[Items from a dataset]
============================================================

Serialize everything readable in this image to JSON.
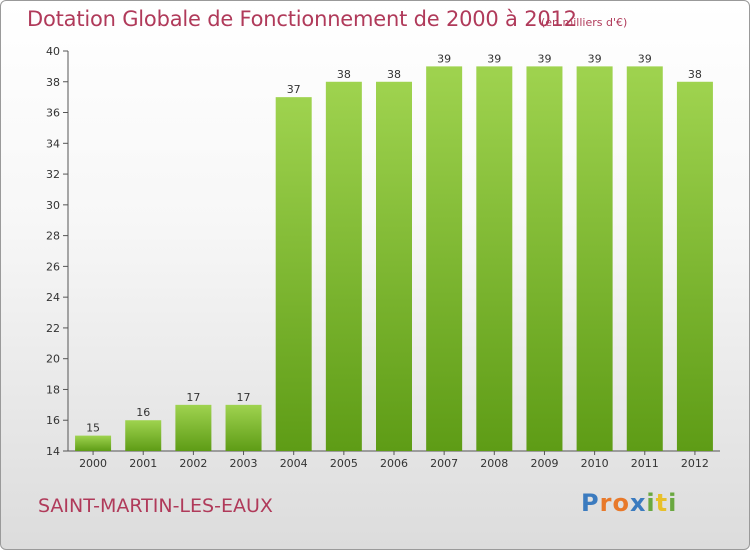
{
  "title": "Dotation Globale de Fonctionnement de 2000 à 2012",
  "units": "(en milliers d'€)",
  "commune": "SAINT-MARTIN-LES-EAUX",
  "logo": {
    "text": "Proxiti",
    "colors": [
      "#3b7bbf",
      "#e8792a",
      "#e8792a",
      "#3b7bbf",
      "#6aa840",
      "#e8c02a",
      "#6aa840"
    ]
  },
  "colors": {
    "bar_top": "#9fd34f",
    "bar_bottom": "#5e9c16",
    "text": "#b03a5a"
  },
  "chart_data": {
    "type": "bar",
    "categories": [
      "2000",
      "2001",
      "2002",
      "2003",
      "2004",
      "2005",
      "2006",
      "2007",
      "2008",
      "2009",
      "2010",
      "2011",
      "2012"
    ],
    "values": [
      15,
      16,
      17,
      17,
      37,
      38,
      38,
      39,
      39,
      39,
      39,
      39,
      38
    ],
    "ylim": [
      14,
      40
    ],
    "yticks": [
      14,
      16,
      18,
      20,
      22,
      24,
      26,
      28,
      30,
      32,
      34,
      36,
      38,
      40
    ],
    "grid": false,
    "data_labels": true
  }
}
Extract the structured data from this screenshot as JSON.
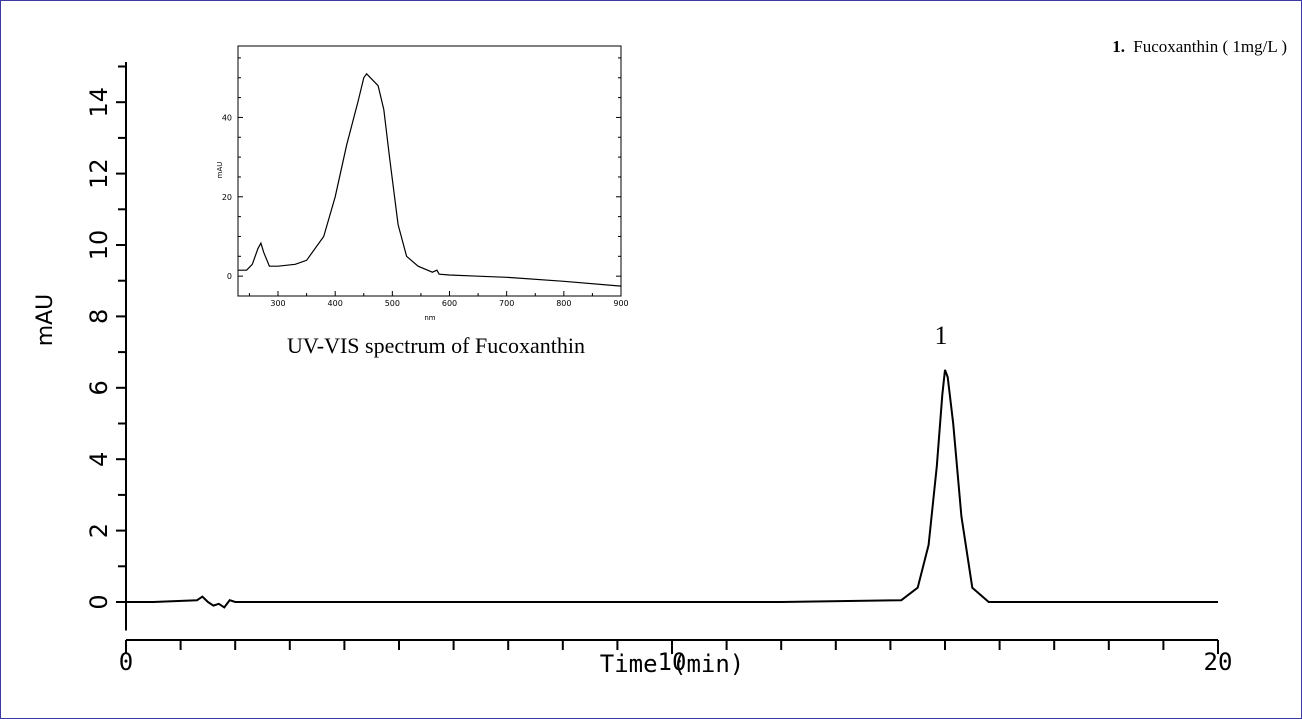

============================================================

◆ Goal
Reproduce every line of the material precisely, omitting its pictures.

◆ Reply to the task
Serialize everything readable in this image to JSON.
{
  "title": "Dotation Globale de Fonctionnement de 2000 à 2012",
  "units": "(en milliers d'€)",
  "commune": "SAINT-MARTIN-LES-EAUX",
  "logo": {
    "text": "Proxiti",
    "colors": [
      "#3b7bbf",
      "#e8792a",
      "#e8792a",
      "#3b7bbf",
      "#6aa840",
      "#e8c02a",
      "#6aa840"
    ]
  },
  "colors": {
    "bar_top": "#9fd34f",
    "bar_bottom": "#5e9c16",
    "text": "#b03a5a"
  },
  "chart_data": {
    "type": "bar",
    "categories": [
      "2000",
      "2001",
      "2002",
      "2003",
      "2004",
      "2005",
      "2006",
      "2007",
      "2008",
      "2009",
      "2010",
      "2011",
      "2012"
    ],
    "values": [
      15,
      16,
      17,
      17,
      37,
      38,
      38,
      39,
      39,
      39,
      39,
      39,
      38
    ],
    "ylim": [
      14,
      40
    ],
    "yticks": [
      14,
      16,
      18,
      20,
      22,
      24,
      26,
      28,
      30,
      32,
      34,
      36,
      38,
      40
    ],
    "grid": false,
    "data_labels": true
  }
}
Extract the structured data from this screenshot as JSON.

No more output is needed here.